(What is needed)
Extract each line of the records below that contains the word "title".

(Input records)
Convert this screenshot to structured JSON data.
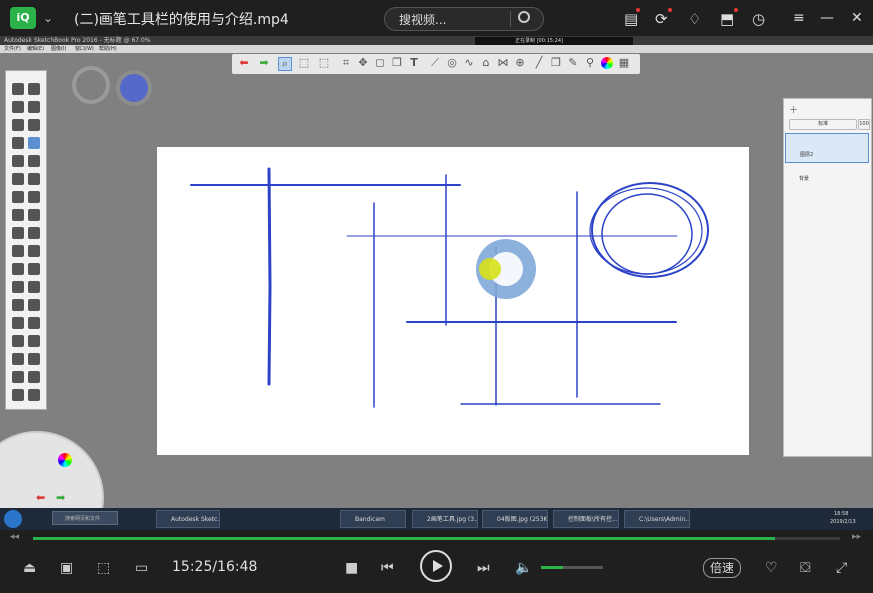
{
  "player": {
    "title": "(二)画笔工具栏的使用与介绍.mp4",
    "search_placeholder": "搜视频...",
    "current_time": "15:25/16:48",
    "speed_label": "倍速",
    "progress": 0.92,
    "volume": 0.35
  },
  "app": {
    "title": "Autodesk SketchBook Pro 2016 - 无标题 @ 67.0%",
    "menu": [
      "文件(F)",
      "编辑(E)",
      "图像(I)",
      "窗口(W)",
      "帮助(H)"
    ],
    "recording": "正在录制 [00:15:24]",
    "layers": {
      "blend": "标准",
      "opacity": "100",
      "layer_name": "图层2",
      "background": "背景"
    }
  },
  "taskbar": {
    "search_placeholder": "搜索网页和文件",
    "items": [
      "Autodesk Sketc...",
      "Bandicam",
      "2画笔工具.jpg (3...",
      "04版图.jpg (253K...",
      "控制面板\\所有控...",
      "C:\\Users\\Admin..."
    ],
    "clock_time": "18:58",
    "clock_date": "2019/2/13"
  }
}
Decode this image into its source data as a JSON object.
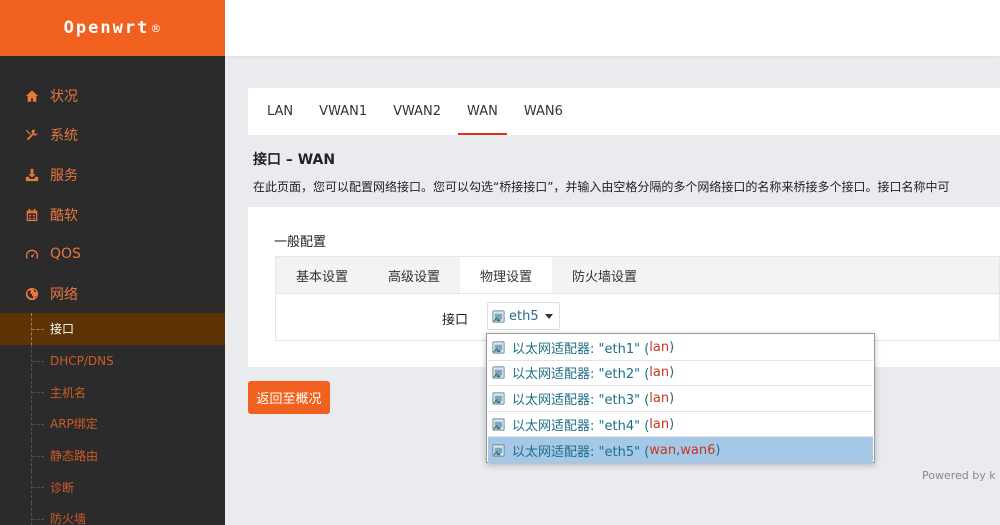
{
  "brand": {
    "name": "Openwrt",
    "reg": "®"
  },
  "sidebar": {
    "items": [
      {
        "label": "状况",
        "icon": "home-icon"
      },
      {
        "label": "系统",
        "icon": "tools-icon"
      },
      {
        "label": "服务",
        "icon": "download-icon"
      },
      {
        "label": "酷软",
        "icon": "calendar-icon"
      },
      {
        "label": "QOS",
        "icon": "gauge-icon"
      },
      {
        "label": "网络",
        "icon": "globe-icon"
      }
    ],
    "sub_items": [
      {
        "label": "接口",
        "active": true
      },
      {
        "label": "DHCP/DNS"
      },
      {
        "label": "主机名"
      },
      {
        "label": "ARP绑定"
      },
      {
        "label": "静态路由"
      },
      {
        "label": "诊断"
      },
      {
        "label": "防火墙"
      }
    ]
  },
  "net_tabs": [
    {
      "label": "LAN"
    },
    {
      "label": "VWAN1"
    },
    {
      "label": "VWAN2"
    },
    {
      "label": "WAN",
      "active": true
    },
    {
      "label": "WAN6"
    }
  ],
  "page": {
    "title": "接口 – WAN",
    "description": "在此页面，您可以配置网络接口。您可以勾选“桥接接口”，并输入由空格分隔的多个网络接口的名称来桥接多个接口。接口名称中可"
  },
  "panel": {
    "title": "一般配置",
    "tabs": [
      {
        "label": "基本设置"
      },
      {
        "label": "高级设置"
      },
      {
        "label": "物理设置",
        "active": true
      },
      {
        "label": "防火墙设置"
      }
    ],
    "field_label": "接口",
    "selected_value": "eth5"
  },
  "dropdown": {
    "items": [
      {
        "prefix": "以太网适配器: \"eth1\" (",
        "nets": [
          "lan"
        ],
        "suffix": ")"
      },
      {
        "prefix": "以太网适配器: \"eth2\" (",
        "nets": [
          "lan"
        ],
        "suffix": ")"
      },
      {
        "prefix": "以太网适配器: \"eth3\" (",
        "nets": [
          "lan"
        ],
        "suffix": ")"
      },
      {
        "prefix": "以太网适配器: \"eth4\" (",
        "nets": [
          "lan"
        ],
        "suffix": ")"
      },
      {
        "prefix": "以太网适配器: \"eth5\" (",
        "nets": [
          "wan",
          "wan6"
        ],
        "suffix": ")",
        "selected": true
      }
    ]
  },
  "back_button": "返回至概况",
  "footer": {
    "credit": "Powered by k"
  },
  "colors": {
    "accent": "#f0601f",
    "sidebar_bg": "#2b2b2b",
    "active_tab_line": "#e0321e",
    "dropdown_selected": "#a6c8e8"
  }
}
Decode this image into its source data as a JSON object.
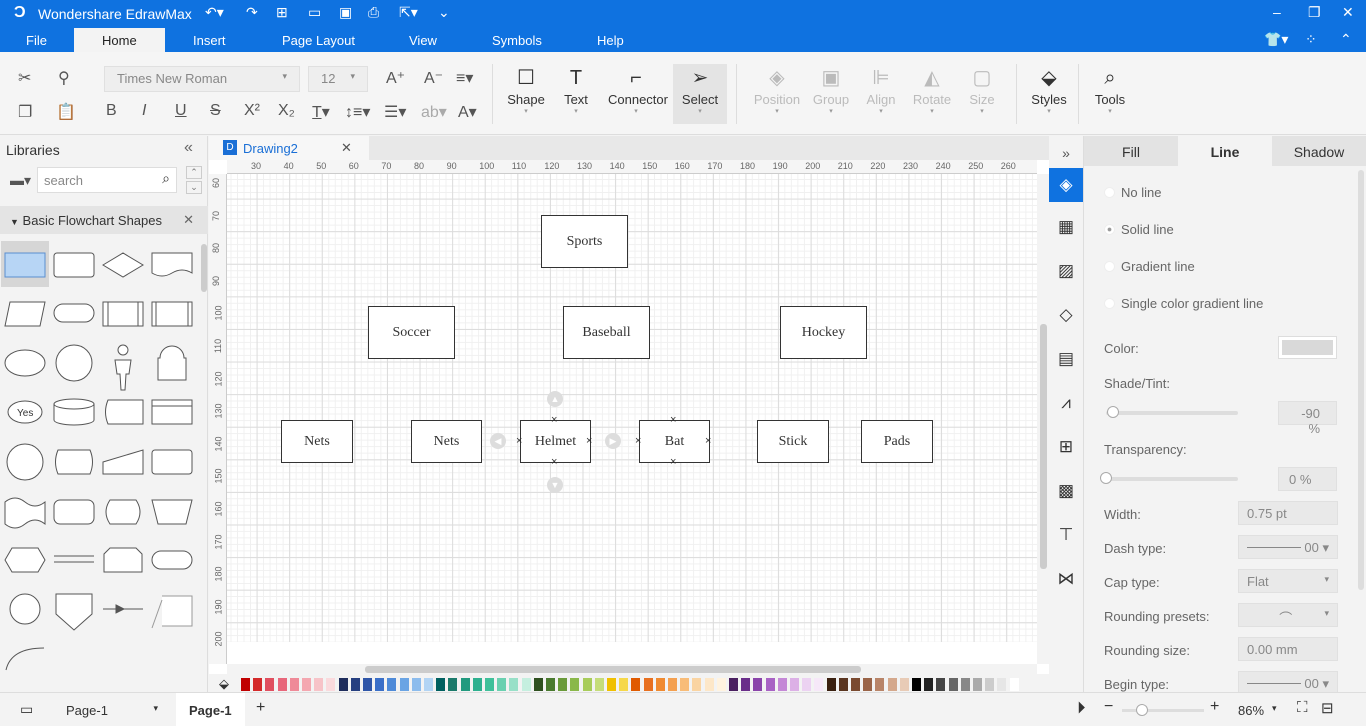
{
  "app": {
    "title": "Wondershare EdrawMax"
  },
  "menu": [
    "File",
    "Home",
    "Insert",
    "Page Layout",
    "View",
    "Symbols",
    "Help"
  ],
  "ribbon": {
    "font": "Times New Roman",
    "size": "12",
    "big": [
      {
        "label": "Shape",
        "icon": "square-icon"
      },
      {
        "label": "Text",
        "icon": "text-icon"
      },
      {
        "label": "Connector",
        "icon": "connector-icon"
      },
      {
        "label": "Select",
        "icon": "pointer-icon"
      },
      {
        "label": "Position",
        "icon": "layers-icon"
      },
      {
        "label": "Group",
        "icon": "group-icon"
      },
      {
        "label": "Align",
        "icon": "align-icon"
      },
      {
        "label": "Rotate",
        "icon": "rotate-icon"
      },
      {
        "label": "Size",
        "icon": "size-icon"
      },
      {
        "label": "Styles",
        "icon": "paint-bucket-icon"
      },
      {
        "label": "Tools",
        "icon": "tools-icon"
      }
    ]
  },
  "library": {
    "title": "Libraries",
    "search_placeholder": "search",
    "category": "Basic Flowchart Shapes",
    "yes_label": "Yes"
  },
  "document": {
    "tab": "Drawing2"
  },
  "ruler": {
    "h": [
      "30",
      "40",
      "50",
      "60",
      "70",
      "80",
      "90",
      "100",
      "110",
      "120",
      "130",
      "140",
      "150",
      "160",
      "170",
      "180",
      "190",
      "200",
      "210",
      "220",
      "230",
      "240",
      "250",
      "260"
    ],
    "v": [
      "60",
      "70",
      "80",
      "90",
      "100",
      "110",
      "120",
      "130",
      "140",
      "150",
      "160",
      "170",
      "180",
      "190",
      "200"
    ]
  },
  "shapes": {
    "sports": "Sports",
    "soccer": "Soccer",
    "baseball": "Baseball",
    "hockey": "Hockey",
    "nets1": "Nets",
    "nets2": "Nets",
    "helmet": "Helmet",
    "bat": "Bat",
    "stick": "Stick",
    "pads": "Pads"
  },
  "palette": [
    "#c00000",
    "#d42a2a",
    "#e04f5f",
    "#e8677b",
    "#ef8a98",
    "#f4a7b0",
    "#f7c3c8",
    "#fadadd",
    "#1f2d5c",
    "#263f80",
    "#2f56a8",
    "#3a6fc8",
    "#4e8ad8",
    "#6aa4e4",
    "#8cbced",
    "#b2d4f4",
    "#006060",
    "#1b7a6b",
    "#229a7f",
    "#2eb08f",
    "#3fc09a",
    "#6ad0b0",
    "#98e0c8",
    "#c5efdf",
    "#2f5020",
    "#4a7a2f",
    "#6a9a3a",
    "#8ab84a",
    "#a8cc5a",
    "#c5dd7a",
    "#f0c000",
    "#f6d84a",
    "#e05a00",
    "#e87020",
    "#f08a30",
    "#f4a050",
    "#f8bc78",
    "#fad4a2",
    "#fde7c8",
    "#fff3e0",
    "#4a2060",
    "#6a2e8a",
    "#8a44aa",
    "#a862c4",
    "#c488d6",
    "#dcb0e6",
    "#ecd2f2",
    "#f6e8f8",
    "#3a2010",
    "#5a3520",
    "#7a4a30",
    "#9a6448",
    "#b88468",
    "#d4a88c",
    "#e8cbb6",
    "#000000",
    "#222222",
    "#444444",
    "#666666",
    "#888888",
    "#aaaaaa",
    "#cccccc",
    "#e6e6e6",
    "#ffffff"
  ],
  "props": {
    "tabs": [
      "Fill",
      "Line",
      "Shadow"
    ],
    "active_tab": "Line",
    "radios": [
      "No line",
      "Solid line",
      "Gradient line",
      "Single color gradient line"
    ],
    "selected_radio": "Solid line",
    "color_label": "Color:",
    "line_color": "#d9d9d9",
    "shade_label": "Shade/Tint:",
    "shade_value": "-90 %",
    "shade_level": -90,
    "transparency_label": "Transparency:",
    "transparency_value": "0 %",
    "transparency_level": 0,
    "width_label": "Width:",
    "width_value": "0.75 pt",
    "dash_label": "Dash type:",
    "dash_value": "00",
    "cap_label": "Cap type:",
    "cap_value": "Flat",
    "rounding_presets_label": "Rounding presets:",
    "rounding_size_label": "Rounding size:",
    "rounding_size_value": "0.00 mm",
    "begin_label": "Begin type:",
    "begin_value": "00"
  },
  "status": {
    "page_select": "Page-1",
    "page_tab": "Page-1",
    "zoom": "86%",
    "zoom_level": 86
  },
  "colors": {
    "accent": "#0f72e0"
  }
}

(Answer below)
    "title": "(二)画笔工具栏的使用与介绍.mp4",
    "title": "Autodesk SketchBook Pro 2016 - 无标题 @ 67.0%",
    "title": "接口 – WAN",
    "title": "一般配置",
    "title": "Wondershare EdrawMax"
    "title": "Libraries",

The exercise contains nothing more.